→ SOURCE DOCUMENT
++++

# Any good bargains in the sales?



## MB05 (28 Dec 2006)

Did anyone get a good bargain in the sales yet?  

There was a thread before Christmas re LCD's and waiting for the sales etc so I was just wondering if it was worth the wait or was it all hype.   

I wasn't looking for a LCD but I did get a Dyson vacuum cleaner in Powercity for €130, down from €210.  My hoover packed it in just before Christmas so I decided to wait until the sales to buy a new one.  I didn't plan on buying a Dyson but for €130 I couldn't turn it down.  It has a 5 years parts and labour guarantee.  If it lasts that long I'll be happy.


----------



## newhousey (28 Dec 2006)

Be wary of "Bargains" was in Harvey Normans yesterday a dvd player that I had been looking at was on "sale" at €169 which is actually the price it has been for the last few months. Also it had retailed for €149 during one of their other specials, be sure you're actually getting a bargain....


----------



## wirelessdude (28 Dec 2006)

my mrs has said the same thing about zara


----------



## RainyDay (28 Dec 2006)

newhousey said:


> Be wary of "Bargains" was in Harvey Normans yesterday a dvd player that I had been looking at was on "sale" at €169 which is actually the price it has been for the last few months. ..


Were they quoting any higher price, e.g. reduced from €xxx?


----------



## DonKing (28 Dec 2006)

I see that D.I.D have SALE written across all their products again this year but they do not say what the original price was. I find this very annoying!!

I presume SALE can mean that the goods are "for sale" rather than "on sale" at a reduced price.


----------



## DonKing (28 Dec 2006)

newhousey said:


> Be wary of "Bargains" was in Harvey Normans yesterday a dvd player that I had been looking at was on "sale" at €169 which is actually the price it has been for the last few months. Also it had retailed for €149 during one of their other specials, be sure you're actually getting a bargain....

++++

→ RECORD EXCERPTS
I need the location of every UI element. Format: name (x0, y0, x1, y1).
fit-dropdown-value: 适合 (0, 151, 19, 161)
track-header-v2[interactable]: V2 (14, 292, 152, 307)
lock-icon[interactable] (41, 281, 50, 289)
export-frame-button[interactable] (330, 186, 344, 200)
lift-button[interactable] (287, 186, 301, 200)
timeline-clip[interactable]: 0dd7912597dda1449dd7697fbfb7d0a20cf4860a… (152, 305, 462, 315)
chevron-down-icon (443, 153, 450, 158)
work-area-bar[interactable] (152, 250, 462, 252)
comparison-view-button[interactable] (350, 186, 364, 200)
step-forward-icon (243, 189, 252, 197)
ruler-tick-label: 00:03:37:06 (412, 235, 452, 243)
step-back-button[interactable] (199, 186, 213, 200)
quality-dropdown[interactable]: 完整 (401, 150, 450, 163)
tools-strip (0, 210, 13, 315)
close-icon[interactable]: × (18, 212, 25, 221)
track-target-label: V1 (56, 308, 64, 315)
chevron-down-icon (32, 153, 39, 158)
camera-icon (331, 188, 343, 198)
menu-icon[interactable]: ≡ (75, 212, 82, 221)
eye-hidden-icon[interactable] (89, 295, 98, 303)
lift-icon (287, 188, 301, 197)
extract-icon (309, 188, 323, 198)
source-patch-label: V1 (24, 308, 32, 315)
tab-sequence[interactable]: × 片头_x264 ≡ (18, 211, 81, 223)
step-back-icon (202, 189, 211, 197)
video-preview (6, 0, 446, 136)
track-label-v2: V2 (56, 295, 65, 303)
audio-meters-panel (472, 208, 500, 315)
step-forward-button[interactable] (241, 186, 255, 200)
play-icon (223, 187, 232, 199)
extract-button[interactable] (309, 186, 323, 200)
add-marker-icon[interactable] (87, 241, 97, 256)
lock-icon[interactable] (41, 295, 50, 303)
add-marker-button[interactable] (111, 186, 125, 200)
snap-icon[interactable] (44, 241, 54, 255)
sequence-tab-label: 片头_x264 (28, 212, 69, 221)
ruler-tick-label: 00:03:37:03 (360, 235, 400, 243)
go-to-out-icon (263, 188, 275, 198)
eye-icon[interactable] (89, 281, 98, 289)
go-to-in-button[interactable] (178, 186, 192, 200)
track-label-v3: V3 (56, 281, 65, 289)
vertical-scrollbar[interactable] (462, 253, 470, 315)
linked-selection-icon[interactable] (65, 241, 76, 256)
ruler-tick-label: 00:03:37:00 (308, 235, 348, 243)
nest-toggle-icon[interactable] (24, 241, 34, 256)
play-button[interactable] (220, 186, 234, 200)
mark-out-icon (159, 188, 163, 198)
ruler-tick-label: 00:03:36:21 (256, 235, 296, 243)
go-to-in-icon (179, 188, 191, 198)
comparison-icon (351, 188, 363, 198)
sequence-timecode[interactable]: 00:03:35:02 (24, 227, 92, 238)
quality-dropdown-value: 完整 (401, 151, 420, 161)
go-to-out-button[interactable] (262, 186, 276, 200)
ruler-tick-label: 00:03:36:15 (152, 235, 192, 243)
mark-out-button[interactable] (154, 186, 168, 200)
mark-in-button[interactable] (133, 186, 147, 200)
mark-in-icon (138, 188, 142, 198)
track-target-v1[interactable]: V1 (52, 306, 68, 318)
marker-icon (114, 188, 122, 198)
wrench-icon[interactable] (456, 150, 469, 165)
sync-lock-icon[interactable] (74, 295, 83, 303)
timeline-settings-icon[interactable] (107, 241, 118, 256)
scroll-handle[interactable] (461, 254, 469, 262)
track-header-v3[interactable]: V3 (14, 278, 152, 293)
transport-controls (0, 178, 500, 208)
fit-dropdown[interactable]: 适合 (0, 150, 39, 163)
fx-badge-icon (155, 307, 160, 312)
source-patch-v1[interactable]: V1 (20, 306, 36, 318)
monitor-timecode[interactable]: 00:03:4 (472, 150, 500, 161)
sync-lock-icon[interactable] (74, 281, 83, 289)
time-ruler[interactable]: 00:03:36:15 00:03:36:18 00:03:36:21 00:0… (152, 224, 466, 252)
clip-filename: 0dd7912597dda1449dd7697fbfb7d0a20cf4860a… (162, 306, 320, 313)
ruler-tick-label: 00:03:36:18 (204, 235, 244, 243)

++++

→ WRITTEN REQUEST
In the sales bargains thread, what did MB05 pay for the Dyson vacuum cleaner at Powercity, and what was its earlier price?

→ FINAL RESULT
MB05 paid €130, down from €210.